Stored data:
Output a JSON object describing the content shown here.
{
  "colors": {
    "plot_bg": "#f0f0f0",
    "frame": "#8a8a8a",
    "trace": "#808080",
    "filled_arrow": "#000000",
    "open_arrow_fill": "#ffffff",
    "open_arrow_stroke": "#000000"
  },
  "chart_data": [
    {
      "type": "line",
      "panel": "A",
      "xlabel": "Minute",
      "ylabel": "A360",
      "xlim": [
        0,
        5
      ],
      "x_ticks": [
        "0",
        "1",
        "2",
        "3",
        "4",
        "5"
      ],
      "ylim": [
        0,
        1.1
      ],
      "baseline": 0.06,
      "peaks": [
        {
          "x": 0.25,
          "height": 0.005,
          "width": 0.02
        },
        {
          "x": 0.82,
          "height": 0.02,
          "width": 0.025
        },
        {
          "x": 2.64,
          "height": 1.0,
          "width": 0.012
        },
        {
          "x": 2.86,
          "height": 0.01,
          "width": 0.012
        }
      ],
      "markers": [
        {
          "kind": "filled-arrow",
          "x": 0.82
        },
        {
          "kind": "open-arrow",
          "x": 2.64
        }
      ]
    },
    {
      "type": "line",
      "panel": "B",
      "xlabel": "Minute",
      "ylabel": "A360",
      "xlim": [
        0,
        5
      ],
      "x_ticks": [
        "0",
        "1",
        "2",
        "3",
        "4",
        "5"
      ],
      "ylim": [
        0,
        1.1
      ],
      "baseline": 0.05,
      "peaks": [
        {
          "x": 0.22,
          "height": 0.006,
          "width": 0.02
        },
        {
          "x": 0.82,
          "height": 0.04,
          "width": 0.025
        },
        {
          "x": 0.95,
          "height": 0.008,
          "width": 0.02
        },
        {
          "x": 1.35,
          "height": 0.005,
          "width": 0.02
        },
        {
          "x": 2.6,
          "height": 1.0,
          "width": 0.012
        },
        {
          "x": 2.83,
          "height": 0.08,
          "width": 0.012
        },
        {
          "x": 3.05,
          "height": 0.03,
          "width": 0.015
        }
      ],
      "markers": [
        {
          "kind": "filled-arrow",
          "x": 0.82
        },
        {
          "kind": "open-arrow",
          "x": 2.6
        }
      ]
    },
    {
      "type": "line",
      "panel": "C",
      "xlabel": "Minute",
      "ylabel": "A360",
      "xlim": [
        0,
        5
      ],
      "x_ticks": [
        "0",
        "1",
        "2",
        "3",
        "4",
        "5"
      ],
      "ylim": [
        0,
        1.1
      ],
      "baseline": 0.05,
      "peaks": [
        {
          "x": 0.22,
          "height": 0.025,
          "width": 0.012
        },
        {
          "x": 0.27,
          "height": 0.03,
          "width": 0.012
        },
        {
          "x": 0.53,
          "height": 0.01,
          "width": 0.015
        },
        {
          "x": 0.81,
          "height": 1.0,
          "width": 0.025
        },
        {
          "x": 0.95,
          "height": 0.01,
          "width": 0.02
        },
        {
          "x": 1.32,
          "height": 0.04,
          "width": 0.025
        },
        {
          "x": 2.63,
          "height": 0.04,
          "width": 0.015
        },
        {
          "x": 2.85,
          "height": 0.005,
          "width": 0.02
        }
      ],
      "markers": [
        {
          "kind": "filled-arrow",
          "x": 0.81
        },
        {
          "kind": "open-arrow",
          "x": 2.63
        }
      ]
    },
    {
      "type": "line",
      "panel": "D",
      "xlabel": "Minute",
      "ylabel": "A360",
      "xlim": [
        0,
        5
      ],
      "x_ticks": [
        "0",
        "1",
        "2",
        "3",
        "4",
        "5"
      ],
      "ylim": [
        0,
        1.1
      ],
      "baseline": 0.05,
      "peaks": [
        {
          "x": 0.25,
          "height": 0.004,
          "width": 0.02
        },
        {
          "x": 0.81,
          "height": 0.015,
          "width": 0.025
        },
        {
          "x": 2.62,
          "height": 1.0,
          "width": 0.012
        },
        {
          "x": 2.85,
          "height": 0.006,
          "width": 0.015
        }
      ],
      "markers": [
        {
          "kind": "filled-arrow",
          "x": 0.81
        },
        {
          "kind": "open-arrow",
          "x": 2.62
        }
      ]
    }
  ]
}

Stated goal: From the listing above, extract all records word for word.

Solution to the exercise:
Output a JSON object describing the content shown here.
{
  "colors": {
    "plot_bg": "#f0f0f0",
    "frame": "#8a8a8a",
    "trace": "#808080",
    "filled_arrow": "#000000",
    "open_arrow_fill": "#ffffff",
    "open_arrow_stroke": "#000000"
  },
  "chart_data": [
    {
      "type": "line",
      "panel": "A",
      "xlabel": "Minute",
      "ylabel": "A360",
      "xlim": [
        0,
        5
      ],
      "x_ticks": [
        "0",
        "1",
        "2",
        "3",
        "4",
        "5"
      ],
      "ylim": [
        0,
        1.1
      ],
      "baseline": 0.06,
      "peaks": [
        {
          "x": 0.25,
          "height": 0.005,
          "width": 0.02
        },
        {
          "x": 0.82,
          "height": 0.02,
          "width": 0.025
        },
        {
          "x": 2.64,
          "height": 1.0,
          "width": 0.012
        },
        {
          "x": 2.86,
          "height": 0.01,
          "width": 0.012
        }
      ],
      "markers": [
        {
          "kind": "filled-arrow",
          "x": 0.82
        },
        {
          "kind": "open-arrow",
          "x": 2.64
        }
      ]
    },
    {
      "type": "line",
      "panel": "B",
      "xlabel": "Minute",
      "ylabel": "A360",
      "xlim": [
        0,
        5
      ],
      "x_ticks": [
        "0",
        "1",
        "2",
        "3",
        "4",
        "5"
      ],
      "ylim": [
        0,
        1.1
      ],
      "baseline": 0.05,
      "peaks": [
        {
          "x": 0.22,
          "height": 0.006,
          "width": 0.02
        },
        {
          "x": 0.82,
          "height": 0.04,
          "width": 0.025
        },
        {
          "x": 0.95,
          "height": 0.008,
          "width": 0.02
        },
        {
          "x": 1.35,
          "height": 0.005,
          "width": 0.02
        },
        {
          "x": 2.6,
          "height": 1.0,
          "width": 0.012
        },
        {
          "x": 2.83,
          "height": 0.08,
          "width": 0.012
        },
        {
          "x": 3.05,
          "height": 0.03,
          "width": 0.015
        }
      ],
      "markers": [
        {
          "kind": "filled-arrow",
          "x": 0.82
        },
        {
          "kind": "open-arrow",
          "x": 2.6
        }
      ]
    },
    {
      "type": "line",
      "panel": "C",
      "xlabel": "Minute",
      "ylabel": "A360",
      "xlim": [
        0,
        5
      ],
      "x_ticks": [
        "0",
        "1",
        "2",
        "3",
        "4",
        "5"
      ],
      "ylim": [
        0,
        1.1
      ],
      "baseline": 0.05,
      "peaks": [
        {
          "x": 0.22,
          "height": 0.025,
          "width": 0.012
        },
        {
          "x": 0.27,
          "height": 0.03,
          "width": 0.012
        },
        {
          "x": 0.53,
          "height": 0.01,
          "width": 0.015
        },
        {
          "x": 0.81,
          "height": 1.0,
          "width": 0.025
        },
        {
          "x": 0.95,
          "height": 0.01,
          "width": 0.02
        },
        {
          "x": 1.32,
          "height": 0.04,
          "width": 0.025
        },
        {
          "x": 2.63,
          "height": 0.04,
          "width": 0.015
        },
        {
          "x": 2.85,
          "height": 0.005,
          "width": 0.02
        }
      ],
      "markers": [
        {
          "kind": "filled-arrow",
          "x": 0.81
        },
        {
          "kind": "open-arrow",
          "x": 2.63
        }
      ]
    },
    {
      "type": "line",
      "panel": "D",
      "xlabel": "Minute",
      "ylabel": "A360",
      "xlim": [
        0,
        5
      ],
      "x_ticks": [
        "0",
        "1",
        "2",
        "3",
        "4",
        "5"
      ],
      "ylim": [
        0,
        1.1
      ],
      "baseline": 0.05,
      "peaks": [
        {
          "x": 0.25,
          "height": 0.004,
          "width": 0.02
        },
        {
          "x": 0.81,
          "height": 0.015,
          "width": 0.025
        },
        {
          "x": 2.62,
          "height": 1.0,
          "width": 0.012
        },
        {
          "x": 2.85,
          "height": 0.006,
          "width": 0.015
        }
      ],
      "markers": [
        {
          "kind": "filled-arrow",
          "x": 0.81
        },
        {
          "kind": "open-arrow",
          "x": 2.62
        }
      ]
    }
  ]
}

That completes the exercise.